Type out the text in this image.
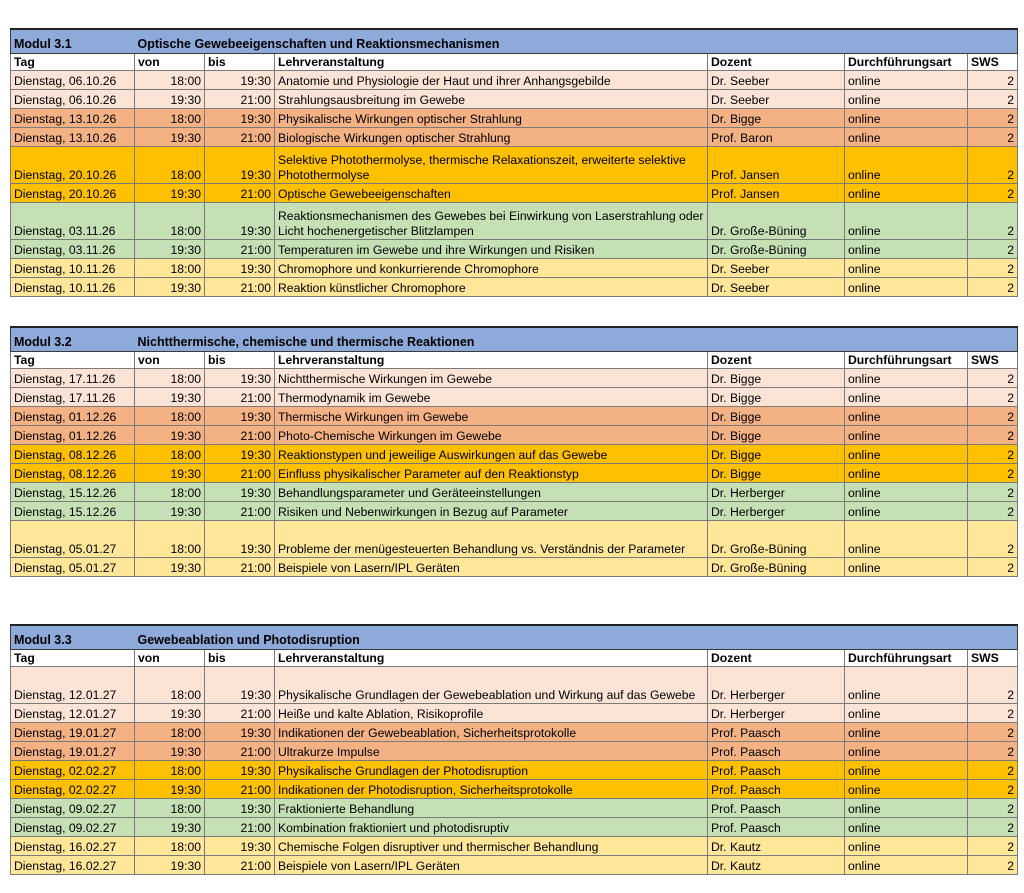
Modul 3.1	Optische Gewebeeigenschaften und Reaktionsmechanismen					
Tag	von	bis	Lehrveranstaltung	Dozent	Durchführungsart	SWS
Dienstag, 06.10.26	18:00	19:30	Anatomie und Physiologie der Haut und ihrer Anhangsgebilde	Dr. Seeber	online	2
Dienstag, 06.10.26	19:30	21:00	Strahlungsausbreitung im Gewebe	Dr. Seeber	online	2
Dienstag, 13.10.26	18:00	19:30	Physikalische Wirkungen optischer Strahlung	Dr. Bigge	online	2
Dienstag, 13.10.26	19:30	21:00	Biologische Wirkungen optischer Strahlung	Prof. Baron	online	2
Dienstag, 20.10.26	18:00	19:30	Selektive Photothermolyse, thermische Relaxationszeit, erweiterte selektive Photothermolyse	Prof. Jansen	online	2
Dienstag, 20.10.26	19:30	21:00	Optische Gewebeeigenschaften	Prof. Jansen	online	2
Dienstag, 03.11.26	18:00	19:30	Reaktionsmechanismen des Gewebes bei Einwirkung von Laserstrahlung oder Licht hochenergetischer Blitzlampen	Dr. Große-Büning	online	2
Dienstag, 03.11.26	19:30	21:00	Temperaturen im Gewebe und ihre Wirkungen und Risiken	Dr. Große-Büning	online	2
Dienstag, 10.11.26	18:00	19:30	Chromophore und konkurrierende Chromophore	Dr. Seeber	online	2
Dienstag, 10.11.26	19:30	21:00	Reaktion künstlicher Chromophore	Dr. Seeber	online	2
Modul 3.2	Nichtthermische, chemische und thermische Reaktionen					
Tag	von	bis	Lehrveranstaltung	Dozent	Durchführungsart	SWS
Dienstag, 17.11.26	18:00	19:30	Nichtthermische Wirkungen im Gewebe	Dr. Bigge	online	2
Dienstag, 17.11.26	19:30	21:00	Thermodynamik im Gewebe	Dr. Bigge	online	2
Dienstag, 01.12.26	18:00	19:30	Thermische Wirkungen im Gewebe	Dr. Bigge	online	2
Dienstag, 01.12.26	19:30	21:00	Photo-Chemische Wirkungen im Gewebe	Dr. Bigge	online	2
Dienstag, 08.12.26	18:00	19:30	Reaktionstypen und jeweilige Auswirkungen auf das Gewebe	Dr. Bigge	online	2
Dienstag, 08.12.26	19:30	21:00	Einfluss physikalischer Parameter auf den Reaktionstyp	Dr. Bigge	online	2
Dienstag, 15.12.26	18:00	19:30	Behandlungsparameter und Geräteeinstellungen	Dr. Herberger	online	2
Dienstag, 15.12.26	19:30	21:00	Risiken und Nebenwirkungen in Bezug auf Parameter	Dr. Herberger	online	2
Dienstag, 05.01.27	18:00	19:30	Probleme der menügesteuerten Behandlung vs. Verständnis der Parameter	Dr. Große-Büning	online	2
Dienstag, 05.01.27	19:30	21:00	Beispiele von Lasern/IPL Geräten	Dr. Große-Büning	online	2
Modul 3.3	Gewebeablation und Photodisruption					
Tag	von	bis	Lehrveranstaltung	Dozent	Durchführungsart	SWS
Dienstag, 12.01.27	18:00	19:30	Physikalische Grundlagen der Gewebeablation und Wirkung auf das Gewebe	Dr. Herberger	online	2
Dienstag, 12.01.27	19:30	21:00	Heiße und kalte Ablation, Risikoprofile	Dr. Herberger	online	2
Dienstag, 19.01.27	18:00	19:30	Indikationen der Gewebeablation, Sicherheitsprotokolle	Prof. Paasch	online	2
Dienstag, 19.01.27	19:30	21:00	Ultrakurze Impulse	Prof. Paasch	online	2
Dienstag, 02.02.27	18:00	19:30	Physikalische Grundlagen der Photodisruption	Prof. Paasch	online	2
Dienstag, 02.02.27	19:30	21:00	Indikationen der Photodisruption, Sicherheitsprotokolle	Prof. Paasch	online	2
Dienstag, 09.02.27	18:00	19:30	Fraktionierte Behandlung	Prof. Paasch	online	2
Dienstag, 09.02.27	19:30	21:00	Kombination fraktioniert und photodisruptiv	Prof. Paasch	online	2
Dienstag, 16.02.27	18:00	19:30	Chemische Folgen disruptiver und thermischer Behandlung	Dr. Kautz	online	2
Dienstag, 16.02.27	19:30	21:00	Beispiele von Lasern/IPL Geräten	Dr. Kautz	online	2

--

WHAT YOU SHOULD DO: Only the number is wanted: count the lines of the records that hold the word "Chromophore".

RESPONSE: 2